= WHAT THE TASK REQUIRES =
Skip the pictures and extract all of the lines exactly as written.

======== SUPPLIED INFORMATION

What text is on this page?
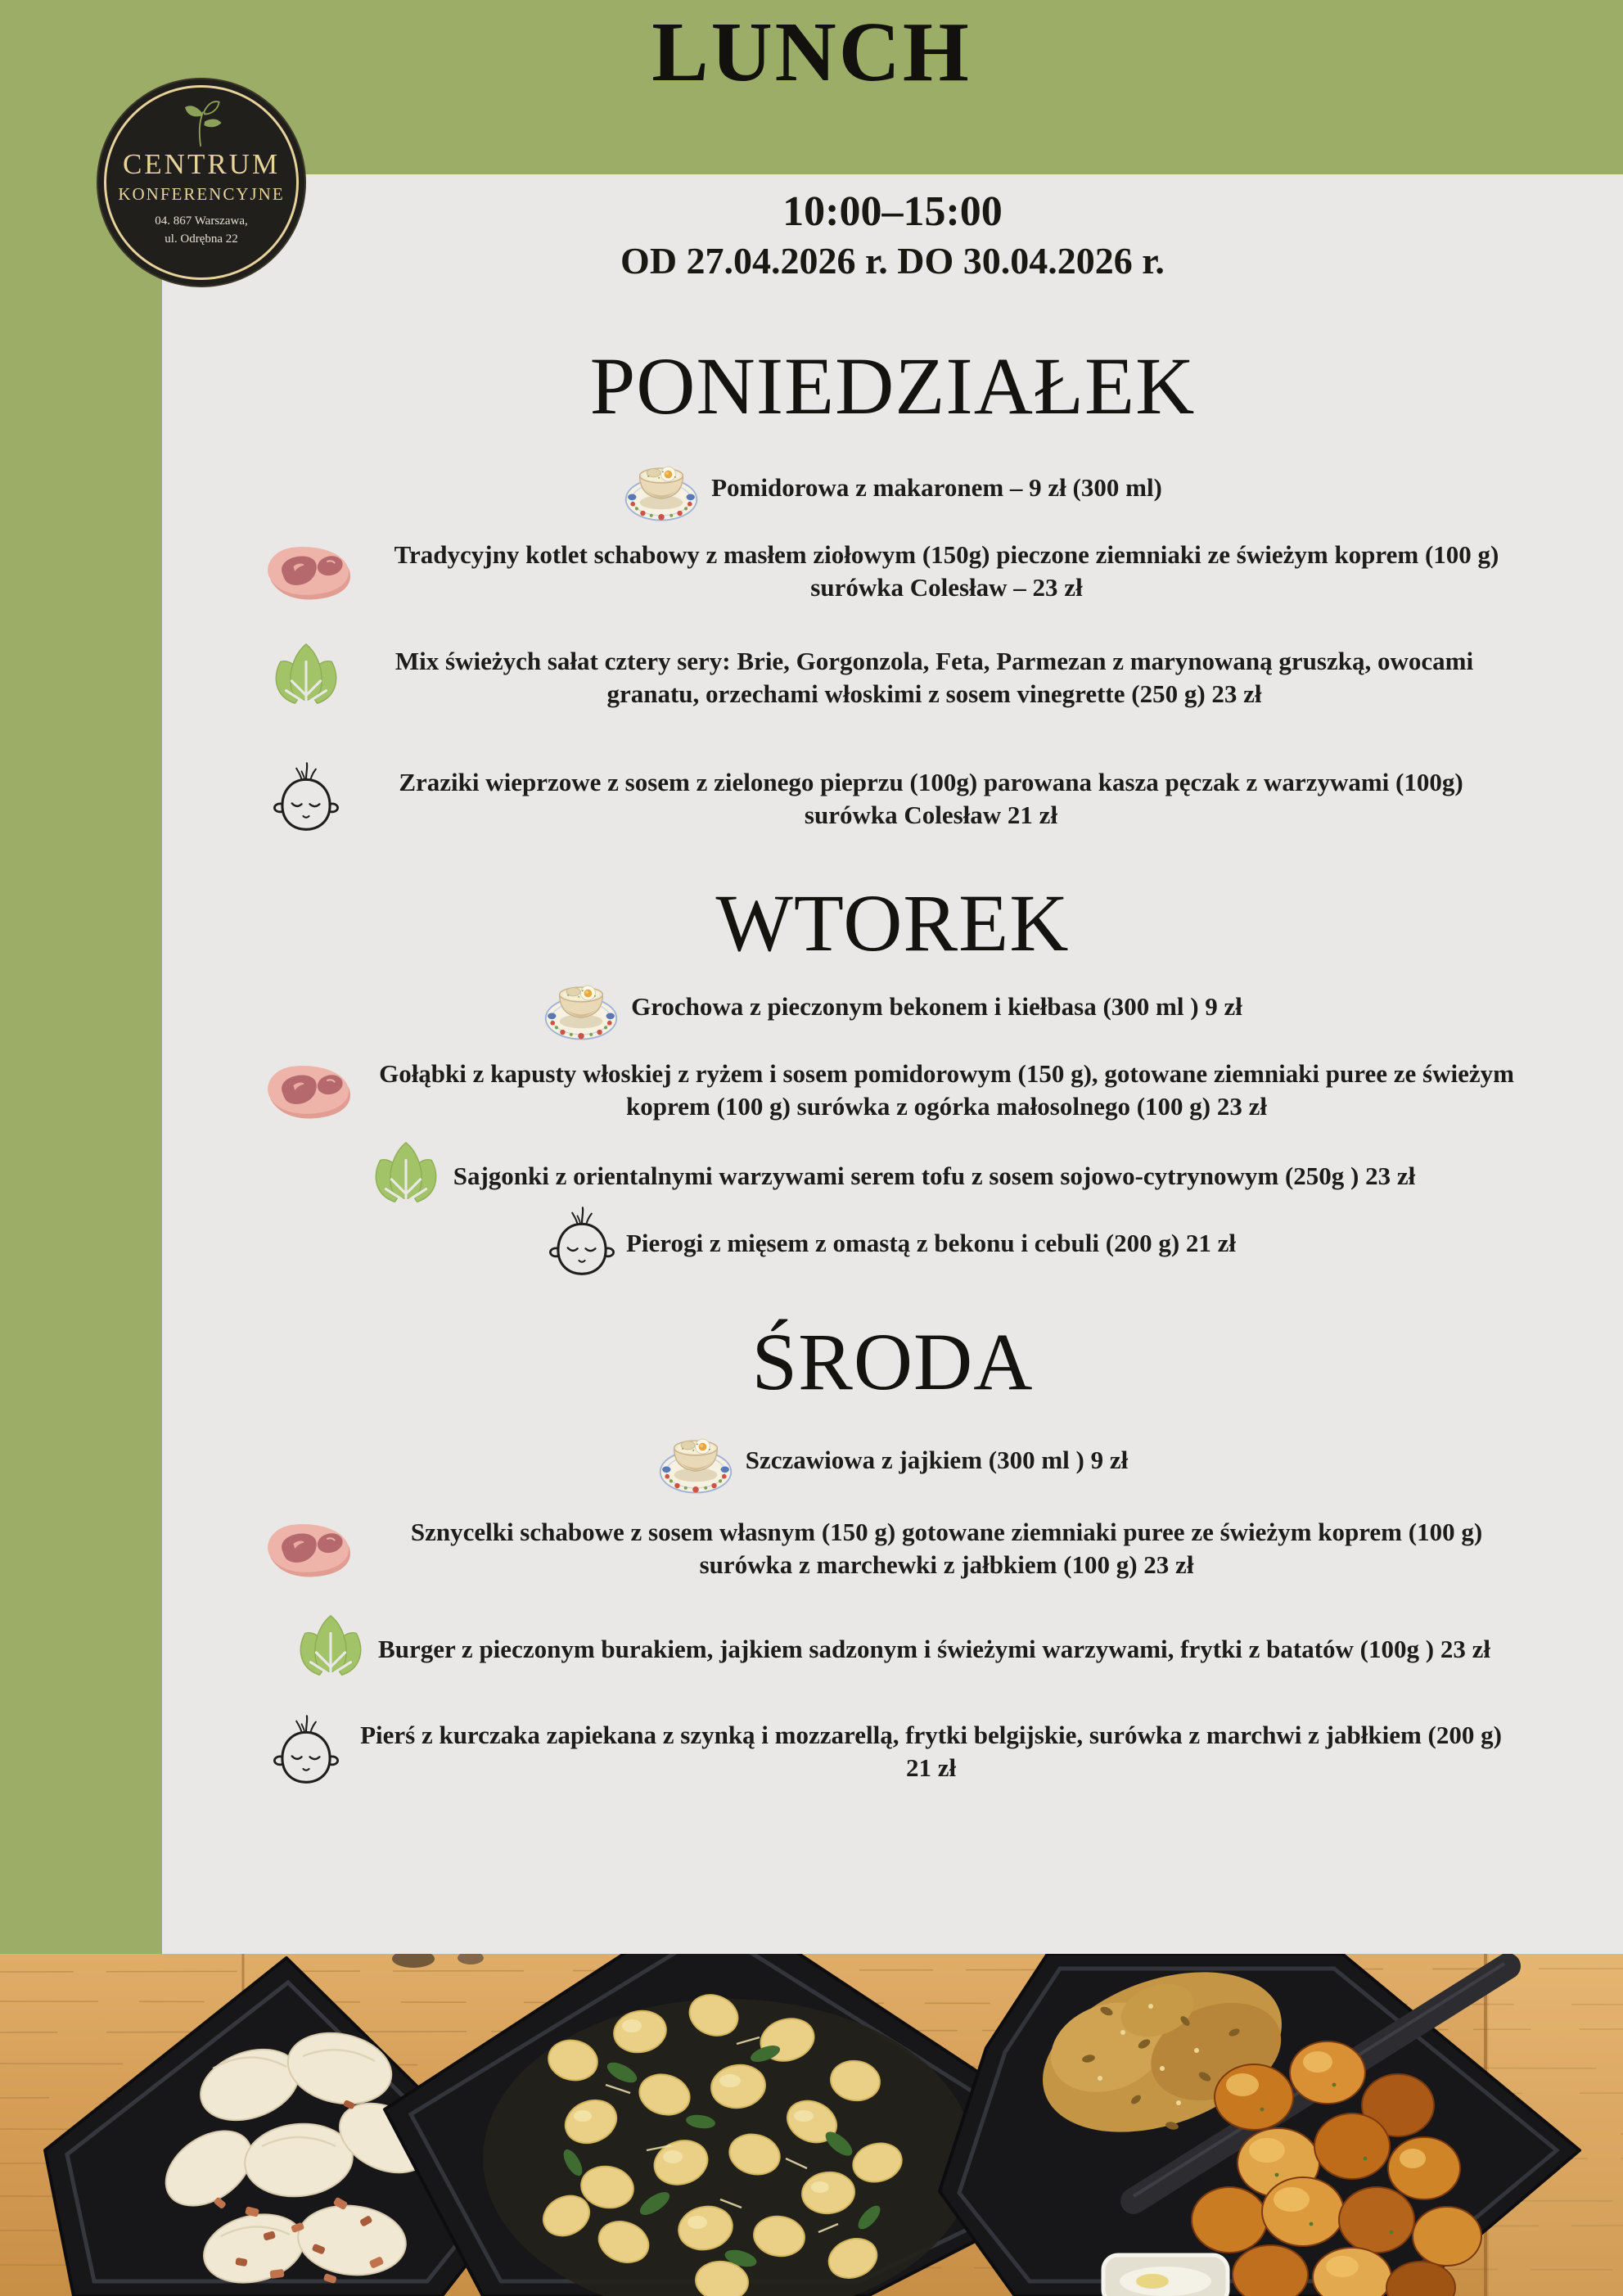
LUNCH
10:00–15:00
OD 27.04.2026 r. DO 30.04.2026 r.
CENTRUM
KONFERENCYJNE
04. 867 Warszawa,
ul. Odrębna 22
PONIEDZIAŁEK
WTOREK
ŚRODA
Pomidorowa z makaronem – 9 zł (300 ml)
Tradycyjny kotlet schabowy z masłem ziołowym (150g) pieczone ziemniaki ze świeżym koprem (100 g) surówka Colesław – 23 zł
Mix świeżych sałat cztery sery: Brie, Gorgonzola, Feta, Parmezan z marynowaną gruszką, owocami granatu, orzechami włoskimi z sosem vinegrette (250 g) 23 zł
Zraziki wieprzowe z sosem z zielonego pieprzu (100g) parowana kasza pęczak z warzywami (100g) surówka Colesław 21 zł
Grochowa z pieczonym bekonem i kiełbasa (300 ml ) 9 zł
Gołąbki z kapusty włoskiej z ryżem i sosem pomidorowym (150 g), gotowane ziemniaki puree ze świeżym koprem (100 g) surówka z ogórka małosolnego (100 g) 23 zł
Sajgonki z orientalnymi warzywami serem tofu z sosem sojowo-cytrynowym (250g ) 23 zł
Pierogi z mięsem z omastą z bekonu i cebuli (200 g) 21 zł
Szczawiowa z jajkiem (300 ml ) 9 zł
Sznycelki schabowe z sosem własnym (150 g) gotowane ziemniaki puree ze świeżym koprem (100 g) surówka z marchewki z jałbkiem (100 g) 23 zł
Burger z pieczonym burakiem, jajkiem sadzonym i świeżymi warzywami, frytki z batatów (100g ) 23 zł
Pierś z kurczaka zapiekana z szynką i mozzarellą, frytki belgijskie, surówka z marchwi z jabłkiem (200 g) 21 zł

================

= SOLUTION TO THE PROBLEM =
What text is on this page?
LUNCH
10:00–15:00
OD 27.04.2026 r. DO 30.04.2026 r.
CENTRUM
KONFERENCYJNE
04. 867 Warszawa,
ul. Odrębna 22
PONIEDZIAŁEK
WTOREK
ŚRODA
Pomidorowa z makaronem – 9 zł (300 ml)
Tradycyjny kotlet schabowy z masłem ziołowym (150g) pieczone ziemniaki ze świeżym koprem (100 g) surówka Colesław – 23 zł
Mix świeżych sałat cztery sery: Brie, Gorgonzola, Feta, Parmezan z marynowaną gruszką, owocami granatu, orzechami włoskimi z sosem vinegrette (250 g) 23 zł
Zraziki wieprzowe z sosem z zielonego pieprzu (100g) parowana kasza pęczak z warzywami (100g) surówka Colesław 21 zł
Grochowa z pieczonym bekonem i kiełbasa (300 ml ) 9 zł
Gołąbki z kapusty włoskiej z ryżem i sosem pomidorowym (150 g), gotowane ziemniaki puree ze świeżym koprem (100 g) surówka z ogórka małosolnego (100 g) 23 zł
Sajgonki z orientalnymi warzywami serem tofu z sosem sojowo-cytrynowym (250g ) 23 zł
Pierogi z mięsem z omastą z bekonu i cebuli (200 g) 21 zł
Szczawiowa z jajkiem (300 ml ) 9 zł
Sznycelki schabowe z sosem własnym (150 g) gotowane ziemniaki puree ze świeżym koprem (100 g) surówka z marchewki z jałbkiem (100 g) 23 zł
Burger z pieczonym burakiem, jajkiem sadzonym i świeżymi warzywami, frytki z batatów (100g ) 23 zł
Pierś z kurczaka zapiekana z szynką i mozzarellą, frytki belgijskie, surówka z marchwi z jabłkiem (200 g) 21 zł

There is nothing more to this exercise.